(Items listed in a dataset)
------------------------------------

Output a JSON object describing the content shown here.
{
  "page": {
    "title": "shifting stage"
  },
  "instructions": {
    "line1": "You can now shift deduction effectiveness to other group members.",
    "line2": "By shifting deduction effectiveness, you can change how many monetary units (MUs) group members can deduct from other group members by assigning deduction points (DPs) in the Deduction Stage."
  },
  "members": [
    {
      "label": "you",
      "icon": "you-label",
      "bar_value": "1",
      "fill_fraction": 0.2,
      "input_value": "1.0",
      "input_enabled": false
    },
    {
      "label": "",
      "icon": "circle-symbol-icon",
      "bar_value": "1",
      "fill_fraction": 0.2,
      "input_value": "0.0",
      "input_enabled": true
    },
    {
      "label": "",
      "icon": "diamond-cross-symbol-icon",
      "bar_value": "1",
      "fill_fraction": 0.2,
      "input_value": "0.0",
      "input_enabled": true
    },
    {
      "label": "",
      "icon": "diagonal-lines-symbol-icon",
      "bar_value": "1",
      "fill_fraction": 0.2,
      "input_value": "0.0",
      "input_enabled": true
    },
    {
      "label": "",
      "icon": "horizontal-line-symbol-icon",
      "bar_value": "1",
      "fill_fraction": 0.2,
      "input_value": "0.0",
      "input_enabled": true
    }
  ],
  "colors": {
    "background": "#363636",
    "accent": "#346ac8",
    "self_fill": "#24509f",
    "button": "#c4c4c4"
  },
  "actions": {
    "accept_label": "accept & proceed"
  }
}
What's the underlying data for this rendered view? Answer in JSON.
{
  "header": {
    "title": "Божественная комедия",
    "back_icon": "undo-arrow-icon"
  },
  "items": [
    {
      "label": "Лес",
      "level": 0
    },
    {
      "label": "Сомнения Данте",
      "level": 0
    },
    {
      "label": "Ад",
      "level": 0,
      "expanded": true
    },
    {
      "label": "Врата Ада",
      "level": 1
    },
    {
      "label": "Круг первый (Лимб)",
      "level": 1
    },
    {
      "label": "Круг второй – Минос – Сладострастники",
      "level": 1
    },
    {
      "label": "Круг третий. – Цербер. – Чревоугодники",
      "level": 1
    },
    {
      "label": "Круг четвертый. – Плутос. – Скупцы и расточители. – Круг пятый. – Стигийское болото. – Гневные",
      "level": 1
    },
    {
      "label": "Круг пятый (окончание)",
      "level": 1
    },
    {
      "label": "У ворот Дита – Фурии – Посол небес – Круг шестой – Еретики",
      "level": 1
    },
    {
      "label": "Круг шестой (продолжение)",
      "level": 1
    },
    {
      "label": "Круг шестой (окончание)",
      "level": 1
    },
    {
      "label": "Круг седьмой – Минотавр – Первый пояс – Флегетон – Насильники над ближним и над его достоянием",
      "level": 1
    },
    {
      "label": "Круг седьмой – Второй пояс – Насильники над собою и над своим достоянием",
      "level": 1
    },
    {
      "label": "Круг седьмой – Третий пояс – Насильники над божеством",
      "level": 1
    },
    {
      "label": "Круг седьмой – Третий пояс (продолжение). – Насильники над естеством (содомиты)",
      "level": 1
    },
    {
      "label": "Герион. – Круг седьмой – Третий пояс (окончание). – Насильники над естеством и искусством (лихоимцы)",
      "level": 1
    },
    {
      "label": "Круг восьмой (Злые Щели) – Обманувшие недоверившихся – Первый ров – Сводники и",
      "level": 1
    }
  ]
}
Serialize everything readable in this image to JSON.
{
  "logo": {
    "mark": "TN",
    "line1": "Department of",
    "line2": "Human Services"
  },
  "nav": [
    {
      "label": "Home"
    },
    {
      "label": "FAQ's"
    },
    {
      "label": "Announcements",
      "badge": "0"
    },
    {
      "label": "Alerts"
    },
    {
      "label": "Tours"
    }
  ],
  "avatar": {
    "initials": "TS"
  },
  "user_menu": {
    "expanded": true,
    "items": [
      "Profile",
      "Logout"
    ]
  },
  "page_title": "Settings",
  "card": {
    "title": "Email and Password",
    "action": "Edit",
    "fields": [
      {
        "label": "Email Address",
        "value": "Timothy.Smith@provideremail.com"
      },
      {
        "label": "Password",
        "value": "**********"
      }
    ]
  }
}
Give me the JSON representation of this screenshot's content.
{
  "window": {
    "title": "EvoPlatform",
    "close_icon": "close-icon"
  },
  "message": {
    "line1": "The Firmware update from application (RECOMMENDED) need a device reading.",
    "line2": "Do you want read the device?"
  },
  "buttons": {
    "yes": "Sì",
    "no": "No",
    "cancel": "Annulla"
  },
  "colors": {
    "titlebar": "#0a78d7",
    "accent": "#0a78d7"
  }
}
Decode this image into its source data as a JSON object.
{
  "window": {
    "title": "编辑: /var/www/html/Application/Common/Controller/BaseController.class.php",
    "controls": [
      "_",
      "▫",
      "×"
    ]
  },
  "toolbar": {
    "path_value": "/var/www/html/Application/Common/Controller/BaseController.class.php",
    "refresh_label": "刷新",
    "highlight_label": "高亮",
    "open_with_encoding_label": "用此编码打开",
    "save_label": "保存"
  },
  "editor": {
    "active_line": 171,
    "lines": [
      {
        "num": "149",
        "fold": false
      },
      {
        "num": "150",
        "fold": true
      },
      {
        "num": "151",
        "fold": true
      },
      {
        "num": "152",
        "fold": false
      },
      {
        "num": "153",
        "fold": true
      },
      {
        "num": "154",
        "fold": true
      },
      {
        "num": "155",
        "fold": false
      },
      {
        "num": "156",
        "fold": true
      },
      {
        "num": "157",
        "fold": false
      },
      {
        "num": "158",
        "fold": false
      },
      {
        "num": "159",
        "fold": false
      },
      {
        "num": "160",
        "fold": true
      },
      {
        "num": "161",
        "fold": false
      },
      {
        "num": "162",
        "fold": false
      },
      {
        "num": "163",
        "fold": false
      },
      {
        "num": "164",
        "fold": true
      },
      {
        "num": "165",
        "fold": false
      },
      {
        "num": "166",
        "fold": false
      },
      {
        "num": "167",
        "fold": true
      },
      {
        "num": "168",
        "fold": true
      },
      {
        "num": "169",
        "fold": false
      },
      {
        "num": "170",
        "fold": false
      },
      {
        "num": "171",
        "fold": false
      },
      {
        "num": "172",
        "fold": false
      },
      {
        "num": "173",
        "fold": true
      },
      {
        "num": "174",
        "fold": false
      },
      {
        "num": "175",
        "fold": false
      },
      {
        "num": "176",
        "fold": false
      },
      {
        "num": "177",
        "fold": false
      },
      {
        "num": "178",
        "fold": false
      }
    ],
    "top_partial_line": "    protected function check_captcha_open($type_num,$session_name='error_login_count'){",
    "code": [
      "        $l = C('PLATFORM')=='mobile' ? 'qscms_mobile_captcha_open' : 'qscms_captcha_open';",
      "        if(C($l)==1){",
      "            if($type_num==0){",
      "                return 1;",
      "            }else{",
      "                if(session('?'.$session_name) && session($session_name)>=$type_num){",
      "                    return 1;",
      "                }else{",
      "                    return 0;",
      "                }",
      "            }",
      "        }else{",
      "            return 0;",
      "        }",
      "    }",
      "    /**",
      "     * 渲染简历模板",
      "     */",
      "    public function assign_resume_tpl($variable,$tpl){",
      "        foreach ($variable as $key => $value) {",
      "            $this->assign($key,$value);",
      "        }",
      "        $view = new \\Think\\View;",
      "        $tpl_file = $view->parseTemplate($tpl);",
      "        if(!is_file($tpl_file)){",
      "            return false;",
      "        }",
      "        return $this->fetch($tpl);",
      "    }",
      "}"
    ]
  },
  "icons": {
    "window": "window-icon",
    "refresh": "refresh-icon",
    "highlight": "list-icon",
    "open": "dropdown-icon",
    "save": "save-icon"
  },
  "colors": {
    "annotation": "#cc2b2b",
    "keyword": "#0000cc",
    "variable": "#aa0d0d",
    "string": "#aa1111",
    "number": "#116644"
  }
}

------------------------------------

**REQUIREMENTS:** Pick out each line above that includes "пятый" and show it.

**EXERCISE SOLUTION:**
      "label": "Круг четвертый. – Плутос. – Скупцы и расточители. – Круг пятый. – Стигийское болото. – Гневные",
      "label": "Круг пятый (окончание)",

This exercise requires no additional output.